INFORMATION GIVEN
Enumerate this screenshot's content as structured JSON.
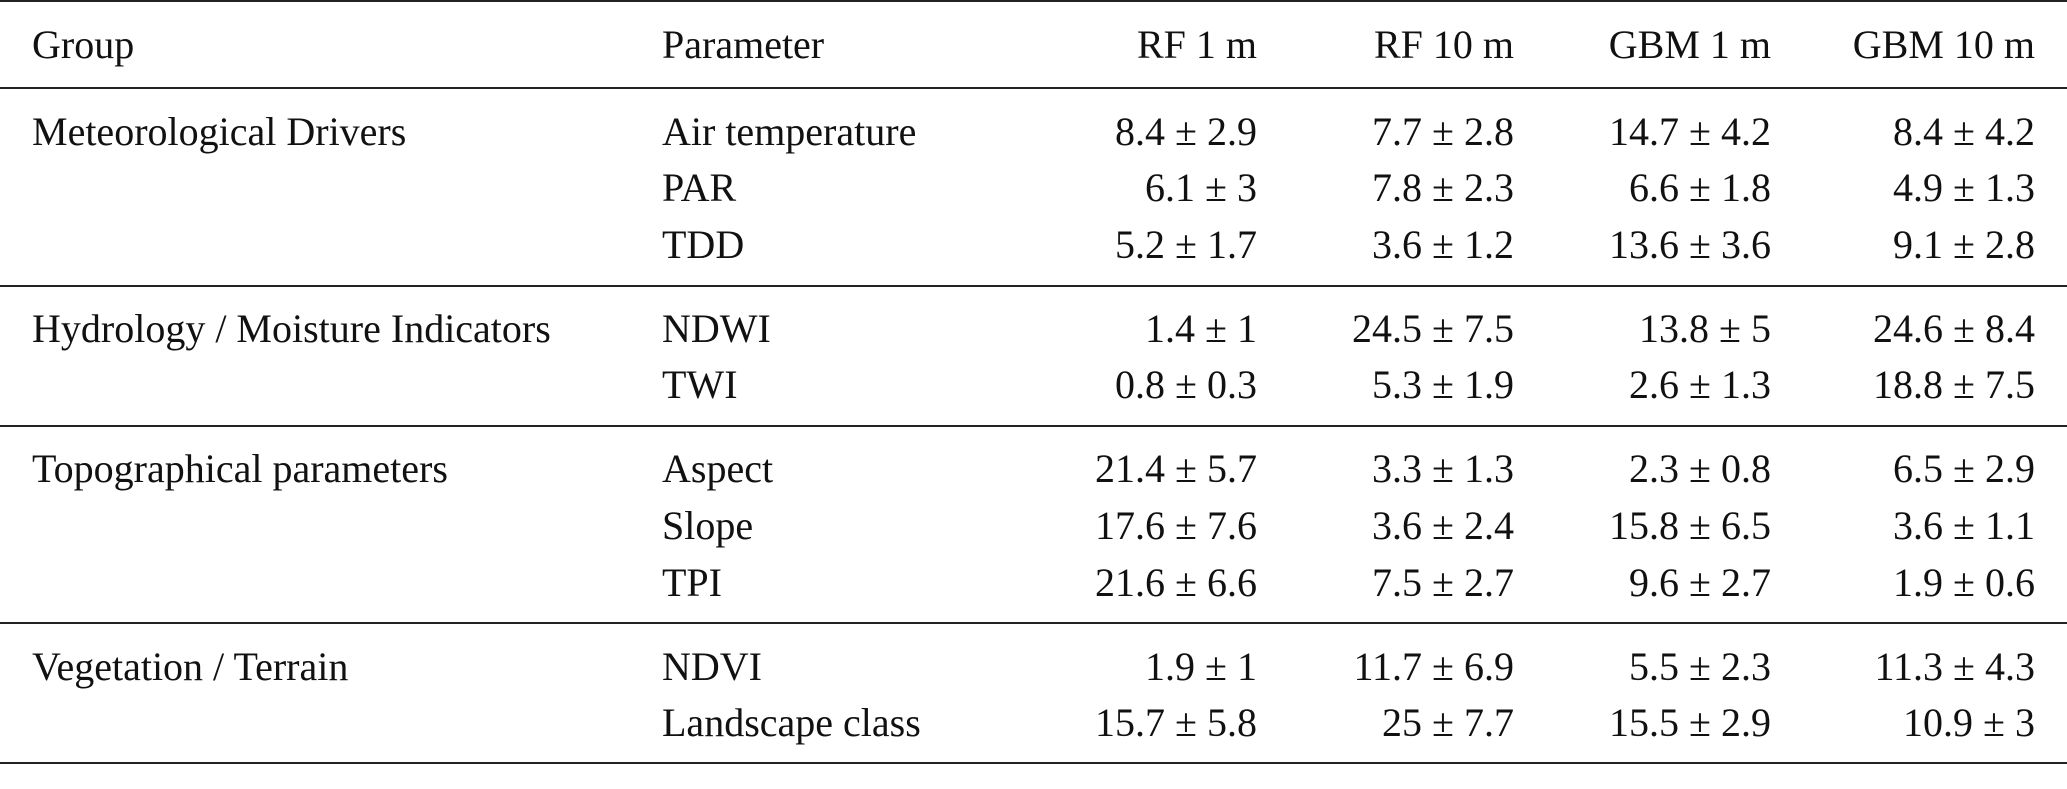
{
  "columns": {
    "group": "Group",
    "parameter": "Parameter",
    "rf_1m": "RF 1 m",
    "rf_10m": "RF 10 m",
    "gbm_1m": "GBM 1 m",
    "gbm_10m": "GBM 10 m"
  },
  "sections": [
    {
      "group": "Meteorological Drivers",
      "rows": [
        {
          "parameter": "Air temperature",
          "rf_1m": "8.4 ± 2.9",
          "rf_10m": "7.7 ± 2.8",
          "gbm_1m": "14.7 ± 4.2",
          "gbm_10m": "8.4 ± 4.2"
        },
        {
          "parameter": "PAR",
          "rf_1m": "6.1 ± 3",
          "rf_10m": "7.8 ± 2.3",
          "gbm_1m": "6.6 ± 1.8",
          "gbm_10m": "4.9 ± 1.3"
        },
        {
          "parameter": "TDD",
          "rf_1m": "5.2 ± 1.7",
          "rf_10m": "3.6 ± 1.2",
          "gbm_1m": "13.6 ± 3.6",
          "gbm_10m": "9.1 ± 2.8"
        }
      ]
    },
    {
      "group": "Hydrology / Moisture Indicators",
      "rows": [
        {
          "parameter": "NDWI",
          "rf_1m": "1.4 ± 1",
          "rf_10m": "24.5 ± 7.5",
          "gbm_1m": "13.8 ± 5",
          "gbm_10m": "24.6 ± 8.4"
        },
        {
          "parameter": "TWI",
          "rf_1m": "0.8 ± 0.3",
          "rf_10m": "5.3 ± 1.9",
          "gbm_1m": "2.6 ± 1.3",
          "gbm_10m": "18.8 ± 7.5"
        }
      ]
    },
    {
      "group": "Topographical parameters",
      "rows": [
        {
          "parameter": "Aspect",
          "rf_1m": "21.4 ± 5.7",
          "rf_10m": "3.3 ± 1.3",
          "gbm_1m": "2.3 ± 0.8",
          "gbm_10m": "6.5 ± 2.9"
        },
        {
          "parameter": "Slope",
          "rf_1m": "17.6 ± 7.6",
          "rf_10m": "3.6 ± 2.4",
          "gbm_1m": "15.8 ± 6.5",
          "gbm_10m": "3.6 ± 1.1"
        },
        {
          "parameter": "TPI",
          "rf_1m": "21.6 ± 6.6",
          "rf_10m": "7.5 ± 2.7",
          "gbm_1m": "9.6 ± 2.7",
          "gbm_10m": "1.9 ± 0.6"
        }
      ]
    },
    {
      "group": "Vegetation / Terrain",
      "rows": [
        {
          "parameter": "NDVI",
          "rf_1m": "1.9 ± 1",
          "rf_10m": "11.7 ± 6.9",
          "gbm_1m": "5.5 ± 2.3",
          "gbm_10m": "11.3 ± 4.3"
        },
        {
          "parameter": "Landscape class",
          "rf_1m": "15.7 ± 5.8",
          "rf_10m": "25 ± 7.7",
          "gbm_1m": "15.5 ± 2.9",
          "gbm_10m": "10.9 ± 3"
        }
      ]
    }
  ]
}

WORK TO DO
Choose all lines containing the string "group" and copy them out.

EXERCISE OUTPUT
    "group": "Group",
      "group": "Meteorological Drivers",
      "group": "Hydrology / Moisture Indicators",
      "group": "Topographical parameters",
      "group": "Vegetation / Terrain",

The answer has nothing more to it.